START

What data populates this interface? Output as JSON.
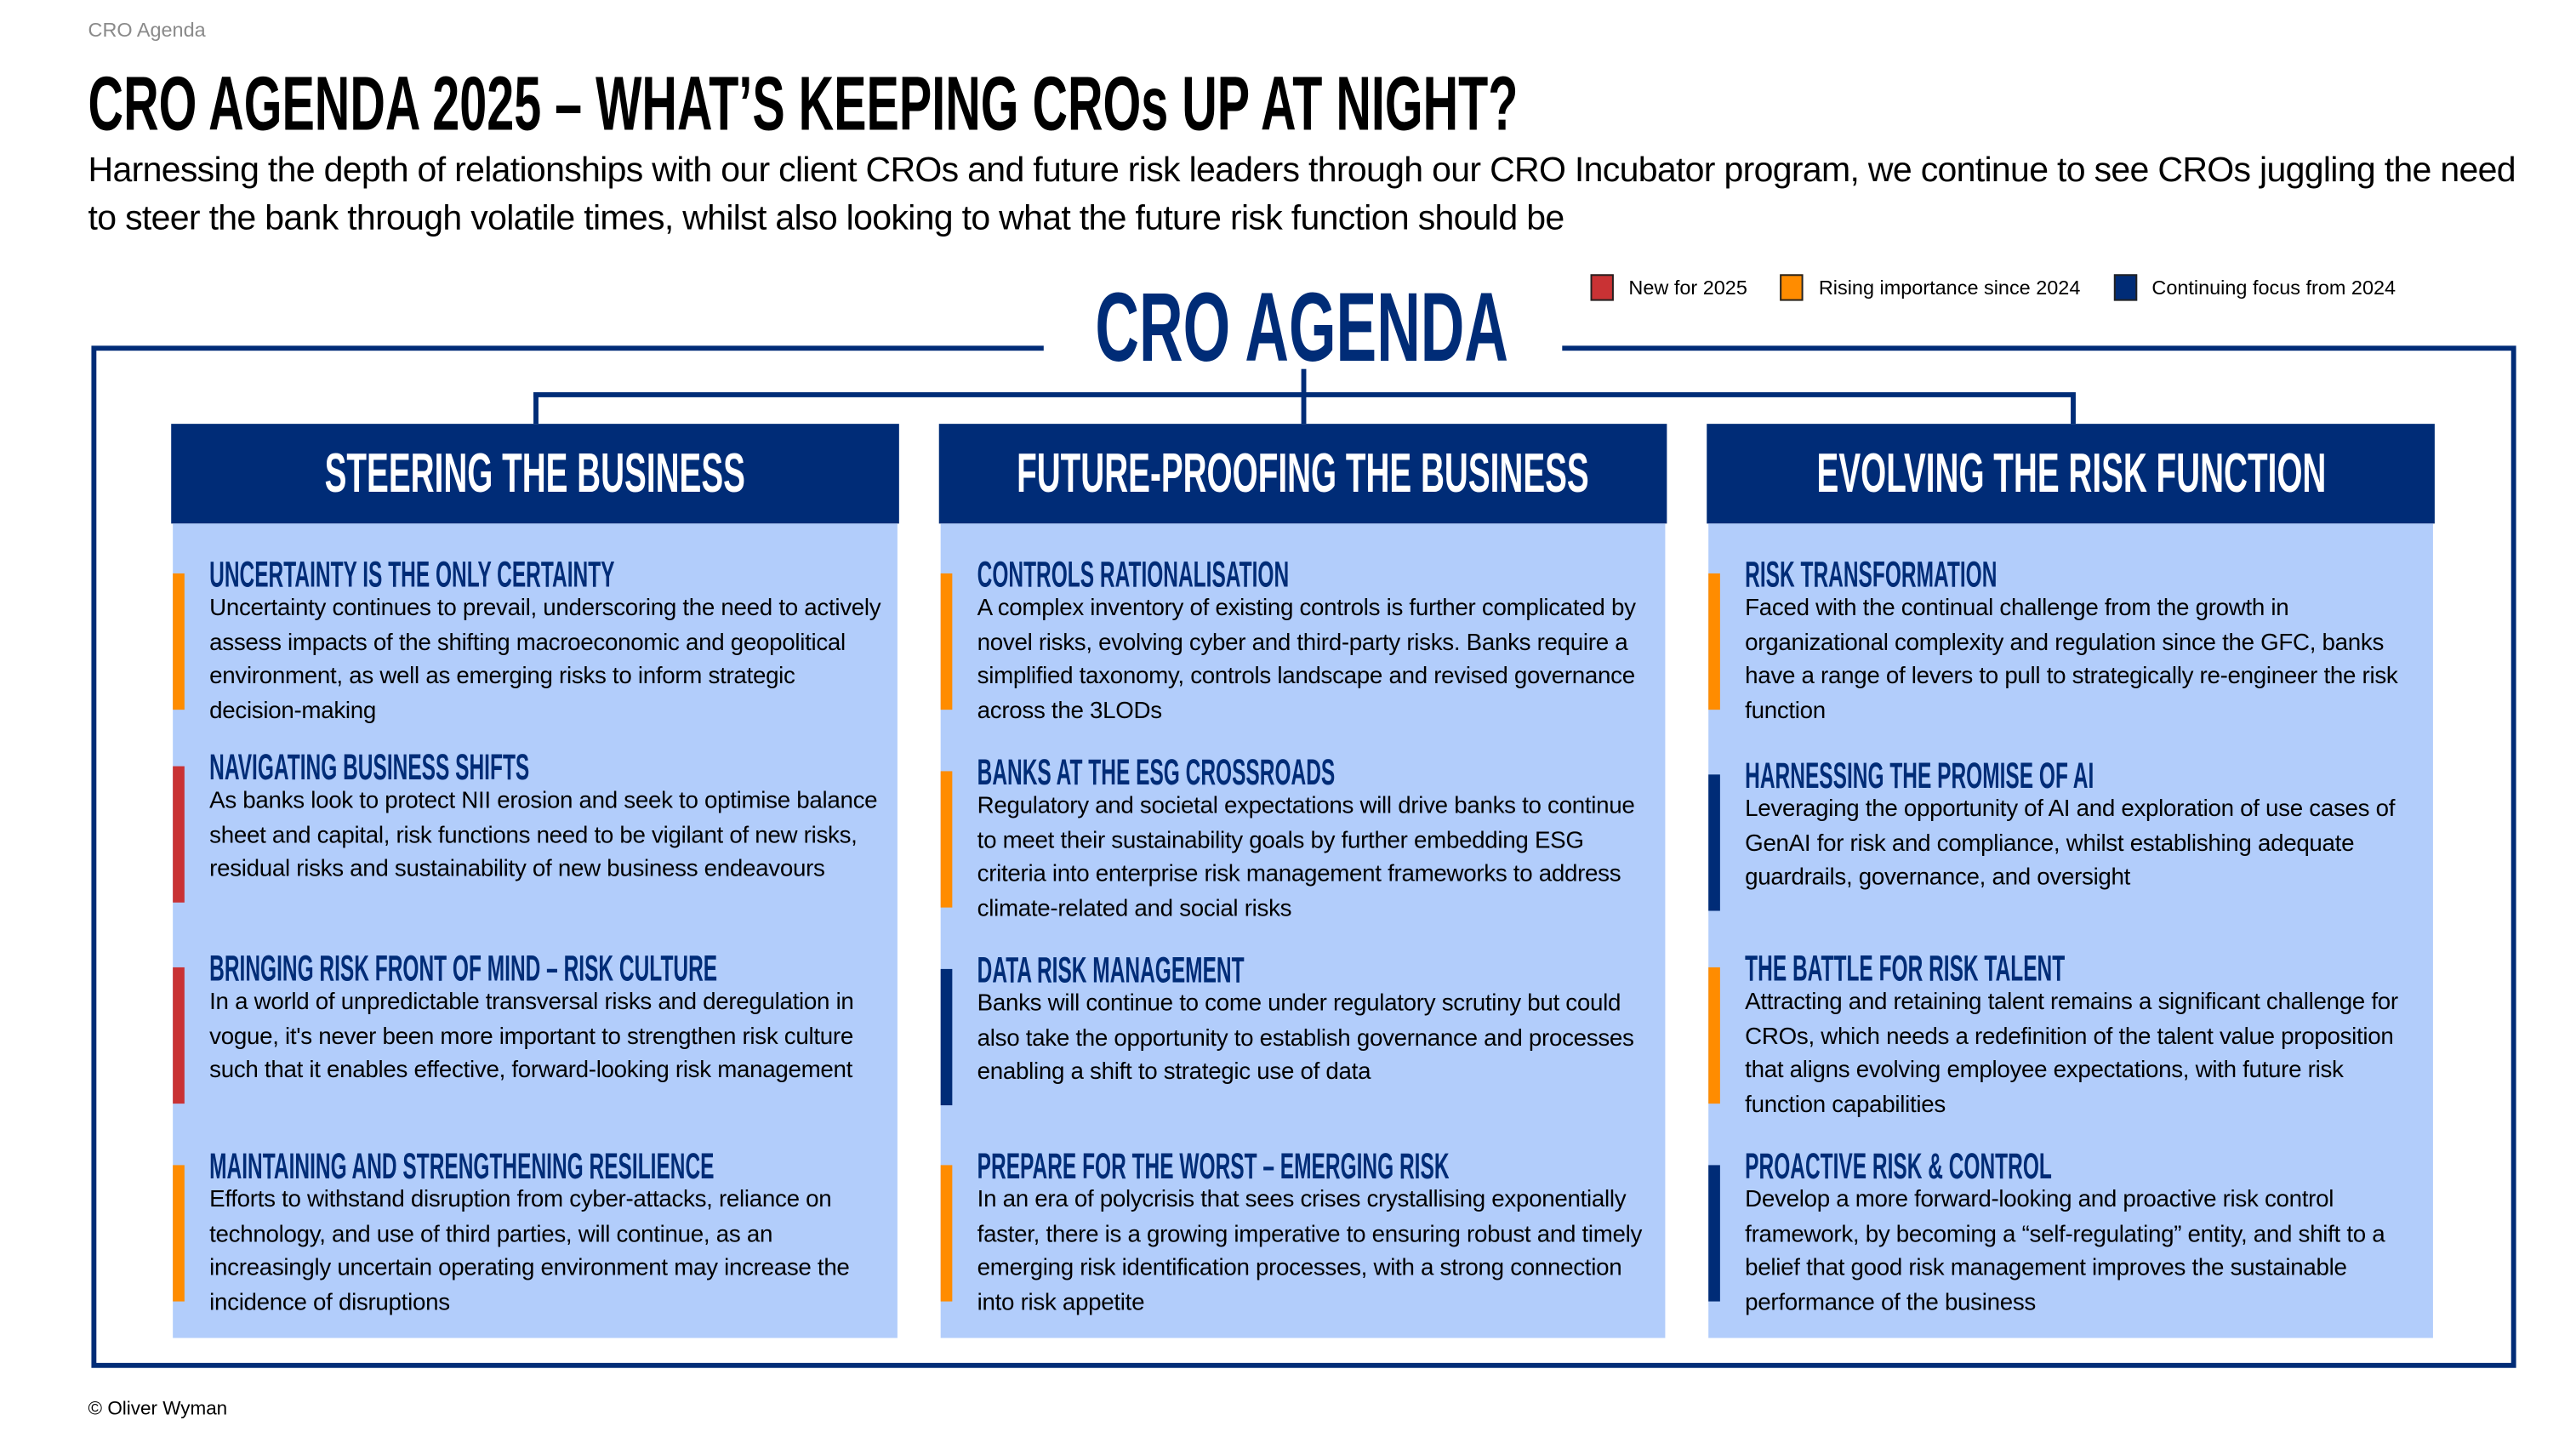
{
  "breadcrumb": "CRO Agenda",
  "title": "CRO AGENDA 2025 – WHAT’S KEEPING CROs UP AT NIGHT?",
  "subtitle": "Harnessing the depth of relationships with our client CROs and future risk leaders through our CRO Incubator program, we continue to see CROs juggling the need to steer the bank through volatile times, whilst also looking to what the future risk function should be",
  "legend": [
    {
      "label": "New for 2025",
      "color": "#C93234"
    },
    {
      "label": "Rising importance since 2024",
      "color": "#FF8C00"
    },
    {
      "label": "Continuing focus from 2024",
      "color": "#002C77"
    }
  ],
  "agenda_title": "CRO AGENDA",
  "columns": [
    {
      "title": "STEERING THE BUSINESS",
      "items": [
        {
          "title": "UNCERTAINTY IS THE ONLY CERTAINTY",
          "status": "Rising importance since 2024",
          "color": "#FF8C00",
          "text": "Uncertainty continues to prevail, underscoring the need to actively assess impacts of the shifting macroeconomic and geopolitical environment, as well as emerging risks to inform strategic decision-making"
        },
        {
          "title": "NAVIGATING BUSINESS SHIFTS",
          "status": "New for 2025",
          "color": "#C93234",
          "text": "As banks look to protect NII erosion and seek to optimise balance sheet and capital, risk functions need to be vigilant of new risks, residual risks and sustainability of new business endeavours"
        },
        {
          "title": "BRINGING RISK FRONT OF MIND – RISK CULTURE",
          "status": "New for 2025",
          "color": "#C93234",
          "text": "In a world of unpredictable transversal risks and deregulation in vogue, it's never been more important to strengthen risk culture such that it enables effective, forward-looking risk management"
        },
        {
          "title": "MAINTAINING AND STRENGTHENING RESILIENCE",
          "status": "Rising importance since 2024",
          "color": "#FF8C00",
          "text": "Efforts to withstand disruption from cyber-attacks, reliance on technology, and use of third parties, will continue, as an increasingly uncertain operating environment may increase the incidence of disruptions"
        }
      ]
    },
    {
      "title": "FUTURE-PROOFING THE BUSINESS",
      "items": [
        {
          "title": "CONTROLS RATIONALISATION",
          "status": "Rising importance since 2024",
          "color": "#FF8C00",
          "text": "A complex inventory of existing controls is further complicated by novel risks, evolving cyber and third-party risks. Banks require a simplified taxonomy, controls landscape and revised governance across the 3LODs"
        },
        {
          "title": "BANKS AT THE ESG CROSSROADS",
          "status": "Rising importance since 2024",
          "color": "#FF8C00",
          "text": "Regulatory and societal expectations will drive banks to continue to meet their sustainability goals by further embedding ESG criteria into enterprise risk management frameworks to address climate-related and social risks"
        },
        {
          "title": "DATA RISK MANAGEMENT",
          "status": "Continuing focus from 2024",
          "color": "#002C77",
          "text": "Banks will continue to come under regulatory scrutiny but could also take the opportunity to establish governance and processes enabling a shift to strategic use of data"
        },
        {
          "title": "PREPARE FOR THE WORST – EMERGING RISK",
          "status": "Rising importance since 2024",
          "color": "#FF8C00",
          "text": "In an era of polycrisis that sees crises crystallising exponentially faster, there is a growing imperative to ensuring robust and timely emerging risk identification processes, with a strong connection into risk appetite"
        }
      ]
    },
    {
      "title": "EVOLVING THE RISK FUNCTION",
      "items": [
        {
          "title": "RISK TRANSFORMATION",
          "status": "Rising importance since 2024",
          "color": "#FF8C00",
          "text": "Faced with the continual challenge from the growth in organizational complexity and regulation since the GFC, banks have a range of levers to pull to strategically re-engineer the risk function"
        },
        {
          "title": "HARNESSING THE PROMISE OF AI",
          "status": "Continuing focus from 2024",
          "color": "#002C77",
          "text": "Leveraging the opportunity of AI and exploration of use cases of GenAI for risk and compliance, whilst establishing adequate guardrails, governance, and oversight"
        },
        {
          "title": "THE BATTLE FOR RISK TALENT",
          "status": "Rising importance since 2024",
          "color": "#FF8C00",
          "text": "Attracting and retaining talent remains a significant challenge for CROs, which needs a redefinition of the talent value proposition that aligns evolving employee expectations, with future risk function capabilities"
        },
        {
          "title": "PROACTIVE RISK & CONTROL",
          "status": "Continuing focus from 2024",
          "color": "#002C77",
          "text": "Develop a more forward-looking and proactive risk control framework, by becoming a “self-regulating” entity, and shift to a belief that good risk management improves the sustainable performance of the business"
        }
      ]
    }
  ],
  "footer": "© Oliver Wyman"
}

END

→ TASK DESCRIPTION: Reproduce all of the entries word for word, skipping any pictures they hold.

→ SOLUTION BELOW:
What data populates this interface? Output as JSON.
{
  "breadcrumb": "CRO Agenda",
  "title": "CRO AGENDA 2025 – WHAT’S KEEPING CROs UP AT NIGHT?",
  "subtitle": "Harnessing the depth of relationships with our client CROs and future risk leaders through our CRO Incubator program, we continue to see CROs juggling the need to steer the bank through volatile times, whilst also looking to what the future risk function should be",
  "legend": [
    {
      "label": "New for 2025",
      "color": "#C93234"
    },
    {
      "label": "Rising importance since 2024",
      "color": "#FF8C00"
    },
    {
      "label": "Continuing focus from 2024",
      "color": "#002C77"
    }
  ],
  "agenda_title": "CRO AGENDA",
  "columns": [
    {
      "title": "STEERING THE BUSINESS",
      "items": [
        {
          "title": "UNCERTAINTY IS THE ONLY CERTAINTY",
          "status": "Rising importance since 2024",
          "color": "#FF8C00",
          "text": "Uncertainty continues to prevail, underscoring the need to actively assess impacts of the shifting macroeconomic and geopolitical environment, as well as emerging risks to inform strategic decision-making"
        },
        {
          "title": "NAVIGATING BUSINESS SHIFTS",
          "status": "New for 2025",
          "color": "#C93234",
          "text": "As banks look to protect NII erosion and seek to optimise balance sheet and capital, risk functions need to be vigilant of new risks, residual risks and sustainability of new business endeavours"
        },
        {
          "title": "BRINGING RISK FRONT OF MIND – RISK CULTURE",
          "status": "New for 2025",
          "color": "#C93234",
          "text": "In a world of unpredictable transversal risks and deregulation in vogue, it's never been more important to strengthen risk culture such that it enables effective, forward-looking risk management"
        },
        {
          "title": "MAINTAINING AND STRENGTHENING RESILIENCE",
          "status": "Rising importance since 2024",
          "color": "#FF8C00",
          "text": "Efforts to withstand disruption from cyber-attacks, reliance on technology, and use of third parties, will continue, as an increasingly uncertain operating environment may increase the incidence of disruptions"
        }
      ]
    },
    {
      "title": "FUTURE-PROOFING THE BUSINESS",
      "items": [
        {
          "title": "CONTROLS RATIONALISATION",
          "status": "Rising importance since 2024",
          "color": "#FF8C00",
          "text": "A complex inventory of existing controls is further complicated by novel risks, evolving cyber and third-party risks. Banks require a simplified taxonomy, controls landscape and revised governance across the 3LODs"
        },
        {
          "title": "BANKS AT THE ESG CROSSROADS",
          "status": "Rising importance since 2024",
          "color": "#FF8C00",
          "text": "Regulatory and societal expectations will drive banks to continue to meet their sustainability goals by further embedding ESG criteria into enterprise risk management frameworks to address climate-related and social risks"
        },
        {
          "title": "DATA RISK MANAGEMENT",
          "status": "Continuing focus from 2024",
          "color": "#002C77",
          "text": "Banks will continue to come under regulatory scrutiny but could also take the opportunity to establish governance and processes enabling a shift to strategic use of data"
        },
        {
          "title": "PREPARE FOR THE WORST – EMERGING RISK",
          "status": "Rising importance since 2024",
          "color": "#FF8C00",
          "text": "In an era of polycrisis that sees crises crystallising exponentially faster, there is a growing imperative to ensuring robust and timely emerging risk identification processes, with a strong connection into risk appetite"
        }
      ]
    },
    {
      "title": "EVOLVING THE RISK FUNCTION",
      "items": [
        {
          "title": "RISK TRANSFORMATION",
          "status": "Rising importance since 2024",
          "color": "#FF8C00",
          "text": "Faced with the continual challenge from the growth in organizational complexity and regulation since the GFC, banks have a range of levers to pull to strategically re-engineer the risk function"
        },
        {
          "title": "HARNESSING THE PROMISE OF AI",
          "status": "Continuing focus from 2024",
          "color": "#002C77",
          "text": "Leveraging the opportunity of AI and exploration of use cases of GenAI for risk and compliance, whilst establishing adequate guardrails, governance, and oversight"
        },
        {
          "title": "THE BATTLE FOR RISK TALENT",
          "status": "Rising importance since 2024",
          "color": "#FF8C00",
          "text": "Attracting and retaining talent remains a significant challenge for CROs, which needs a redefinition of the talent value proposition that aligns evolving employee expectations, with future risk function capabilities"
        },
        {
          "title": "PROACTIVE RISK & CONTROL",
          "status": "Continuing focus from 2024",
          "color": "#002C77",
          "text": "Develop a more forward-looking and proactive risk control framework, by becoming a “self-regulating” entity, and shift to a belief that good risk management improves the sustainable performance of the business"
        }
      ]
    }
  ],
  "footer": "© Oliver Wyman"
}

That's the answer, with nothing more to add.